--- BEGIN Input ---

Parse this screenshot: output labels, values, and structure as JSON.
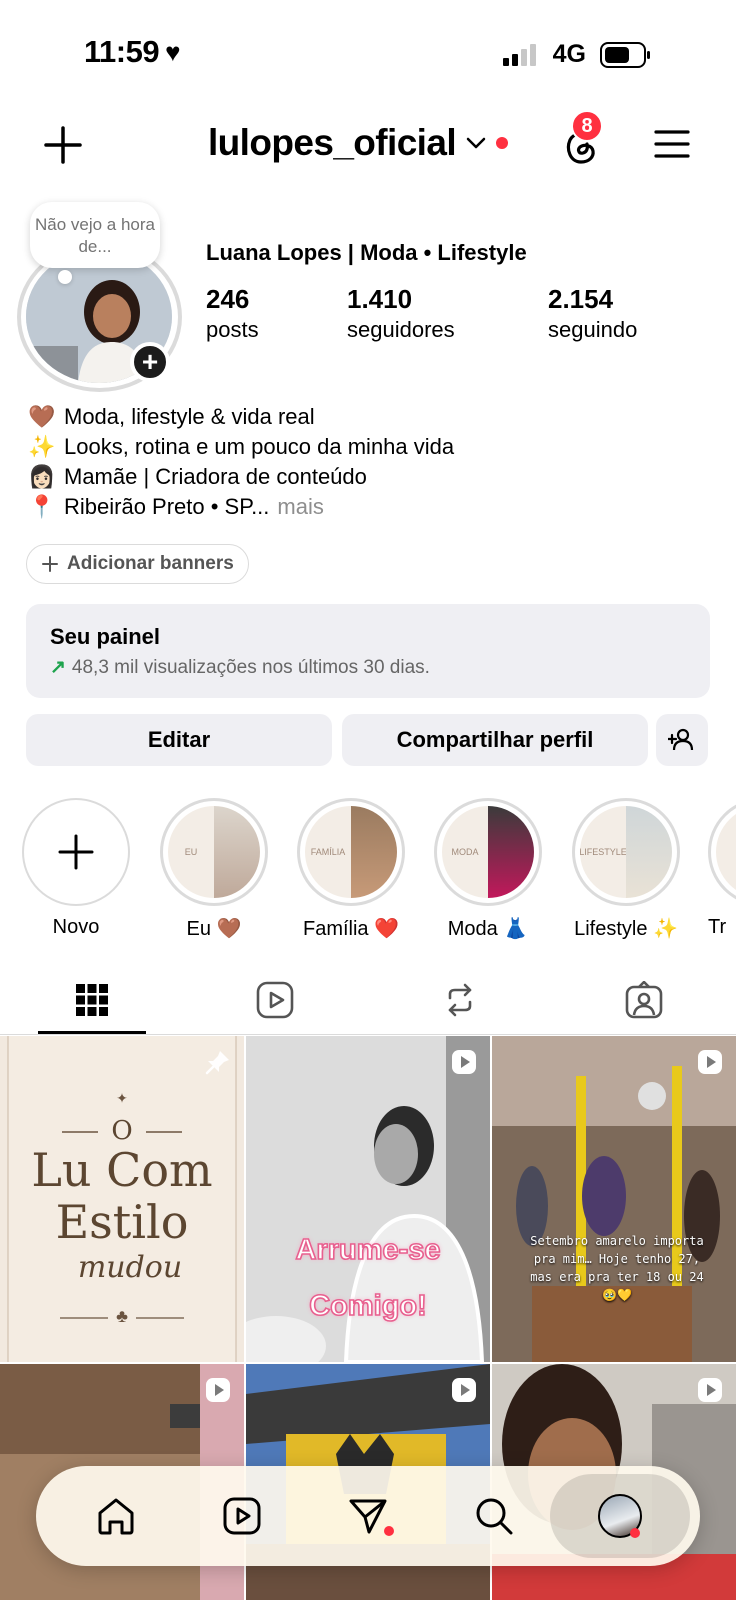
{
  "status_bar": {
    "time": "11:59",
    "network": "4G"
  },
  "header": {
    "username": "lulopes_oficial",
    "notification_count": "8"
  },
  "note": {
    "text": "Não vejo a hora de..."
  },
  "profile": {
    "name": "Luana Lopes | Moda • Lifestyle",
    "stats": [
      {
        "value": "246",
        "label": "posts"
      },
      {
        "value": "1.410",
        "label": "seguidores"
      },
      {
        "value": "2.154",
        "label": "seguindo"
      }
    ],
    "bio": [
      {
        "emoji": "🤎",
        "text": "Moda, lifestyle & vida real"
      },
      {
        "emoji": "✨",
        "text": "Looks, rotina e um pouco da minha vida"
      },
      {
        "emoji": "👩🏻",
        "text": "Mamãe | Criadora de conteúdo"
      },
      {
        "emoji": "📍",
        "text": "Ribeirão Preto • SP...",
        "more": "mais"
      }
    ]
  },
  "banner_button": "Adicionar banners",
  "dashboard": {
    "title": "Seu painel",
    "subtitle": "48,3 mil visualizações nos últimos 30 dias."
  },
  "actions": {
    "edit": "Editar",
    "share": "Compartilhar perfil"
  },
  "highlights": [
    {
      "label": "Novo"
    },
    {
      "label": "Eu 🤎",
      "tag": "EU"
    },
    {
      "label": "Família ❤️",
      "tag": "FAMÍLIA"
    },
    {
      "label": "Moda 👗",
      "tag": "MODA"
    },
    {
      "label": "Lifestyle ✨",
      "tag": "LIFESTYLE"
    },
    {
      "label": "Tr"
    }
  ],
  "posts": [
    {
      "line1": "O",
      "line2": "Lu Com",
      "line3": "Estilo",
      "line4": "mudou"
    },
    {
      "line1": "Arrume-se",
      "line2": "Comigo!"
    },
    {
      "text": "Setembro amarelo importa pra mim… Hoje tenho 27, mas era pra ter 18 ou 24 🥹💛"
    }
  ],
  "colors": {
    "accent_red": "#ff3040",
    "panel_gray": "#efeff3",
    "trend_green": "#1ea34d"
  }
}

--- END Input ---

▶ Set problem
Reproduce all of the material above word for word. Omit the pictures.

▶ In response
Parse this screenshot: output labels, values, and structure as JSON.
{
  "status_bar": {
    "time": "11:59",
    "network": "4G"
  },
  "header": {
    "username": "lulopes_oficial",
    "notification_count": "8"
  },
  "note": {
    "text": "Não vejo a hora de..."
  },
  "profile": {
    "name": "Luana Lopes | Moda • Lifestyle",
    "stats": [
      {
        "value": "246",
        "label": "posts"
      },
      {
        "value": "1.410",
        "label": "seguidores"
      },
      {
        "value": "2.154",
        "label": "seguindo"
      }
    ],
    "bio": [
      {
        "emoji": "🤎",
        "text": "Moda, lifestyle & vida real"
      },
      {
        "emoji": "✨",
        "text": "Looks, rotina e um pouco da minha vida"
      },
      {
        "emoji": "👩🏻",
        "text": "Mamãe | Criadora de conteúdo"
      },
      {
        "emoji": "📍",
        "text": "Ribeirão Preto • SP...",
        "more": "mais"
      }
    ]
  },
  "banner_button": "Adicionar banners",
  "dashboard": {
    "title": "Seu painel",
    "subtitle": "48,3 mil visualizações nos últimos 30 dias."
  },
  "actions": {
    "edit": "Editar",
    "share": "Compartilhar perfil"
  },
  "highlights": [
    {
      "label": "Novo"
    },
    {
      "label": "Eu 🤎",
      "tag": "EU"
    },
    {
      "label": "Família ❤️",
      "tag": "FAMÍLIA"
    },
    {
      "label": "Moda 👗",
      "tag": "MODA"
    },
    {
      "label": "Lifestyle ✨",
      "tag": "LIFESTYLE"
    },
    {
      "label": "Tr"
    }
  ],
  "posts": [
    {
      "line1": "O",
      "line2": "Lu Com",
      "line3": "Estilo",
      "line4": "mudou"
    },
    {
      "line1": "Arrume-se",
      "line2": "Comigo!"
    },
    {
      "text": "Setembro amarelo importa pra mim… Hoje tenho 27, mas era pra ter 18 ou 24 🥹💛"
    }
  ],
  "colors": {
    "accent_red": "#ff3040",
    "panel_gray": "#efeff3",
    "trend_green": "#1ea34d"
  }
}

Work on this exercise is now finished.